Written request
Collect each line holding the string "presentan".

───

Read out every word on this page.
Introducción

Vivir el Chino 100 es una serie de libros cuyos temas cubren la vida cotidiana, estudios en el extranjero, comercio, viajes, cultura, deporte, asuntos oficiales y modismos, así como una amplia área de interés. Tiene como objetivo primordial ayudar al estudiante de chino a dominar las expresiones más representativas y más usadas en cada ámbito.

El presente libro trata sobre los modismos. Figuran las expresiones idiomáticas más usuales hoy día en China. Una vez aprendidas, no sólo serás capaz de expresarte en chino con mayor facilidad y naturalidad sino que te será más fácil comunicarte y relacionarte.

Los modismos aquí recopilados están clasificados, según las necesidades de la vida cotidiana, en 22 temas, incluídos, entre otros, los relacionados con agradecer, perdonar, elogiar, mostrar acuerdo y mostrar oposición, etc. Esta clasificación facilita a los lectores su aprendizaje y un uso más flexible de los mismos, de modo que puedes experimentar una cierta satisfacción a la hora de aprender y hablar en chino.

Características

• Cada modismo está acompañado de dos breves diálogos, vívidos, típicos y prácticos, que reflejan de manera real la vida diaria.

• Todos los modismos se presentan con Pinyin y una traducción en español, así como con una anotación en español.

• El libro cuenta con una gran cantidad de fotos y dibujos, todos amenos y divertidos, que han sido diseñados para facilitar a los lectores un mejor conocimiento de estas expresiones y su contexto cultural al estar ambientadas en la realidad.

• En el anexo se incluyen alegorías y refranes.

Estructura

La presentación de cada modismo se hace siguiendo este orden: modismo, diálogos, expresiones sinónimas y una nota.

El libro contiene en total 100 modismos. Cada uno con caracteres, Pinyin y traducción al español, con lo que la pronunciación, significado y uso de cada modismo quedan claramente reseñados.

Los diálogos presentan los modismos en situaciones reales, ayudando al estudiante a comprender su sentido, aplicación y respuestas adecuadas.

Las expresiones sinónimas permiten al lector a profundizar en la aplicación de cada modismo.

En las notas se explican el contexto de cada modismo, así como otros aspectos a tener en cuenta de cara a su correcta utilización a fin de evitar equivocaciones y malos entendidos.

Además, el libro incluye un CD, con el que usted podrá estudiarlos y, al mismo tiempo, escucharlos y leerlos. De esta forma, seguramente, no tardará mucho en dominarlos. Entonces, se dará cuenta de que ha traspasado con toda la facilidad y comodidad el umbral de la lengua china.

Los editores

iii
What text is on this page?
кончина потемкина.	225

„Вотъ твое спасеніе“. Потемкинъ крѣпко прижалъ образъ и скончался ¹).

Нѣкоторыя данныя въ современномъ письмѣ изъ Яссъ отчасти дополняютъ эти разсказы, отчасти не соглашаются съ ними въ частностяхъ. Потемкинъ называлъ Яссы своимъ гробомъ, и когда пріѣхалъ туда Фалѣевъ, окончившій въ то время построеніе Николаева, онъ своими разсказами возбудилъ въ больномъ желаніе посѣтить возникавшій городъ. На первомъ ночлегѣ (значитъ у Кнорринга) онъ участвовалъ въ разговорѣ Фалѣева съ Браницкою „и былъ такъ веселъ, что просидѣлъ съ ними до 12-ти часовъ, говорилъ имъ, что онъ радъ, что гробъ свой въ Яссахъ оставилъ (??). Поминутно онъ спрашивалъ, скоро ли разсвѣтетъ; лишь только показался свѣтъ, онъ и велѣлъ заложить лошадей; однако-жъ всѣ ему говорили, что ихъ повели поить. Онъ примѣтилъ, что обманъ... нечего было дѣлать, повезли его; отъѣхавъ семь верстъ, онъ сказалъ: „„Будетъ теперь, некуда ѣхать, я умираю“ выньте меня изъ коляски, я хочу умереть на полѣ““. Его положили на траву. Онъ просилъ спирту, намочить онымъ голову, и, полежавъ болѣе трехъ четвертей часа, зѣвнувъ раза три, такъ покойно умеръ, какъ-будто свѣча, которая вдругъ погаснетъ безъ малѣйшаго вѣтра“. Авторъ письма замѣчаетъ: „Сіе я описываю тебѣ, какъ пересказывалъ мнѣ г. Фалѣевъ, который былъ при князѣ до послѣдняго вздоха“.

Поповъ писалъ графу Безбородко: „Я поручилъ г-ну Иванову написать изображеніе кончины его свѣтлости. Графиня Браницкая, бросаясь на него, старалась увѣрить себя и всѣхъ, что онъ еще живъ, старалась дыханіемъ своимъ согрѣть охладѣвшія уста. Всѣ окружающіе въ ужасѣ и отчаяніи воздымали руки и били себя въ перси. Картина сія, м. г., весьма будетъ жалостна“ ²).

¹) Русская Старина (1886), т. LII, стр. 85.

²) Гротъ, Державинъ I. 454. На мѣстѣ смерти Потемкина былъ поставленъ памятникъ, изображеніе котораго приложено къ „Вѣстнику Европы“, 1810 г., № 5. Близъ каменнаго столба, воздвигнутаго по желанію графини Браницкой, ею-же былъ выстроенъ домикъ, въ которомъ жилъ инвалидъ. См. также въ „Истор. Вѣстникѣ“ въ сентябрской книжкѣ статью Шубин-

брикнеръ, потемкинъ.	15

───

Output below
• Todos los modismos se presentan con Pinyin y una traducción en español, así como con una anotación en español.
Los diálogos presentan los modismos en situaciones reales, ayudando al estudiante a comprender su sentido, aplicación y respuestas adecuadas.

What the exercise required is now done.